[Stored entries]

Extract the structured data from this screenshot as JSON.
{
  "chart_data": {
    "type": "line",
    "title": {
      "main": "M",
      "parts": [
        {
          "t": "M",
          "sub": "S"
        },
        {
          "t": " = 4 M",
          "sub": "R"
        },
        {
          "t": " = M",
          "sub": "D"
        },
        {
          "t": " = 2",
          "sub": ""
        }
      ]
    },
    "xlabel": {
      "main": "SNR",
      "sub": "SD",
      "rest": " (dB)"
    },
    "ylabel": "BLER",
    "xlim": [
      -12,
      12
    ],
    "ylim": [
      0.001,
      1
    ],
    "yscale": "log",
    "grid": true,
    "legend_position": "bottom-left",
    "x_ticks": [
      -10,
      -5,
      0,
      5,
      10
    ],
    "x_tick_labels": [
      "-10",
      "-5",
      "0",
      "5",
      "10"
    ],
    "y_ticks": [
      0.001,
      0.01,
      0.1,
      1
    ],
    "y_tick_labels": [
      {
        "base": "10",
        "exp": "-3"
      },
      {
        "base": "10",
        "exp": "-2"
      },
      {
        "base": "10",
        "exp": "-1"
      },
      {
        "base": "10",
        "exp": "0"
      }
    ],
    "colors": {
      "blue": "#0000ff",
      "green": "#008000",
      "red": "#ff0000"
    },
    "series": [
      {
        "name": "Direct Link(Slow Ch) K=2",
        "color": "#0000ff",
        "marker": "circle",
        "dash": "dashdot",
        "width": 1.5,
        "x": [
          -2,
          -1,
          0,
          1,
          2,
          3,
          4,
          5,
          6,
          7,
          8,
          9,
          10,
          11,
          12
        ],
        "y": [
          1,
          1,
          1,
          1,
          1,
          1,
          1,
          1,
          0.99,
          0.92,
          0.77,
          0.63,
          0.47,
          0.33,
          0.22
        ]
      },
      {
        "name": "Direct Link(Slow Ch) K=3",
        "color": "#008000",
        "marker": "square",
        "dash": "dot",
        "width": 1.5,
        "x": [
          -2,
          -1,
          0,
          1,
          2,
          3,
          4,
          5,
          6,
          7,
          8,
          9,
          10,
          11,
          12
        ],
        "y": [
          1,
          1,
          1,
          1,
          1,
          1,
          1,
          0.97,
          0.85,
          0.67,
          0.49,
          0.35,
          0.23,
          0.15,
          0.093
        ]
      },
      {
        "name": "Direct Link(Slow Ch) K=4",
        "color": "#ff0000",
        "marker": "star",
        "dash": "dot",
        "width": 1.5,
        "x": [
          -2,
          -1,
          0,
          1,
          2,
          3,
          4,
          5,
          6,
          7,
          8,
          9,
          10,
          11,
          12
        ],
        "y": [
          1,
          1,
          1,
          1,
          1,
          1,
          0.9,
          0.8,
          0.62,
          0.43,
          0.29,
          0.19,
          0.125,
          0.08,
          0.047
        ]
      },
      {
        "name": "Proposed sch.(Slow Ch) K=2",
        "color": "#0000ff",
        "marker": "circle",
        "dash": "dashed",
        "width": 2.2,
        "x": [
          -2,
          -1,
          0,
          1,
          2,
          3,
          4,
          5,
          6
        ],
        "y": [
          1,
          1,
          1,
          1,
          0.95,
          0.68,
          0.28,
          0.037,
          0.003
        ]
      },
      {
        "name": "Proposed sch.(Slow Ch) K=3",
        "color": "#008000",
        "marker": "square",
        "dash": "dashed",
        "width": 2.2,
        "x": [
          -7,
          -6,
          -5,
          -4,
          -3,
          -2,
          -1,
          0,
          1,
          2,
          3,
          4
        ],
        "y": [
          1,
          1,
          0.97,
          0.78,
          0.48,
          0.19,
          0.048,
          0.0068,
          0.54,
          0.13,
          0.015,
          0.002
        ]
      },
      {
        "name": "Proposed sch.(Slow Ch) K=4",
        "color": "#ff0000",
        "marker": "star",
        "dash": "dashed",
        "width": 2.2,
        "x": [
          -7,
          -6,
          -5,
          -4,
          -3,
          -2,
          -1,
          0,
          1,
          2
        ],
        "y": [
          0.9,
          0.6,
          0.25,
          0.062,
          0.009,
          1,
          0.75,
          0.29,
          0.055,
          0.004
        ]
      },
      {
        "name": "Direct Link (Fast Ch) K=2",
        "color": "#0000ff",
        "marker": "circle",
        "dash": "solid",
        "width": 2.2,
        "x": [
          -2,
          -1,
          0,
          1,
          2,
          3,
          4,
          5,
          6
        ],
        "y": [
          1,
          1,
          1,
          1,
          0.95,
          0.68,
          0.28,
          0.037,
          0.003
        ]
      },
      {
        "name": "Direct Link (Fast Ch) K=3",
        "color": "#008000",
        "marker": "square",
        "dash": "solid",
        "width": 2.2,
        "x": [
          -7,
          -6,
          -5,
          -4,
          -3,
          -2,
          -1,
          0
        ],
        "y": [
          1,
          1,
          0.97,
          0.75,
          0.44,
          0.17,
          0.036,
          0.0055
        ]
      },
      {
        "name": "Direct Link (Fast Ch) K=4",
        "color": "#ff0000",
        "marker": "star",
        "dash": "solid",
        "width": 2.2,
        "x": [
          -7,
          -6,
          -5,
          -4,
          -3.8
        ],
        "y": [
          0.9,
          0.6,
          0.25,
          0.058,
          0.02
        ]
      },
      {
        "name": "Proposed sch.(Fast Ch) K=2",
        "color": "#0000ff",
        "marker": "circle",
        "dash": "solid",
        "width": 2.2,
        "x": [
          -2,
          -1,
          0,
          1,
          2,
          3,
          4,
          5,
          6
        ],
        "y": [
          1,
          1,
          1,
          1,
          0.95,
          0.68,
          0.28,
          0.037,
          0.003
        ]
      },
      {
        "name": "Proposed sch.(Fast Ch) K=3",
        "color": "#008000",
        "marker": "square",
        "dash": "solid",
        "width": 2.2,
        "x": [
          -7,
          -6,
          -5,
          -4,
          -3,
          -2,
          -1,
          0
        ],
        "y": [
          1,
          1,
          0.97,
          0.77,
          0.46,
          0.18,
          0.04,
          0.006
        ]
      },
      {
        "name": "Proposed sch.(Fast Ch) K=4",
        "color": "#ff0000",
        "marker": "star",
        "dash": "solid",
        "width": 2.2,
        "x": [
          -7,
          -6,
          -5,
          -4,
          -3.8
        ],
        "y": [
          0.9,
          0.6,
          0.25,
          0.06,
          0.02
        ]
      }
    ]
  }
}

▶ _WHAT TO PRODUCE_: Track down all lines above with the string "Proposed" and copy them.

▶ _TASK OUTPUT_:
        "name": "Proposed sch.(Slow Ch) K=2",
        "name": "Proposed sch.(Slow Ch) K=3",
        "name": "Proposed sch.(Slow Ch) K=4",
        "name": "Proposed sch.(Fast Ch) K=2",
        "name": "Proposed sch.(Fast Ch) K=3",
        "name": "Proposed sch.(Fast Ch) K=4",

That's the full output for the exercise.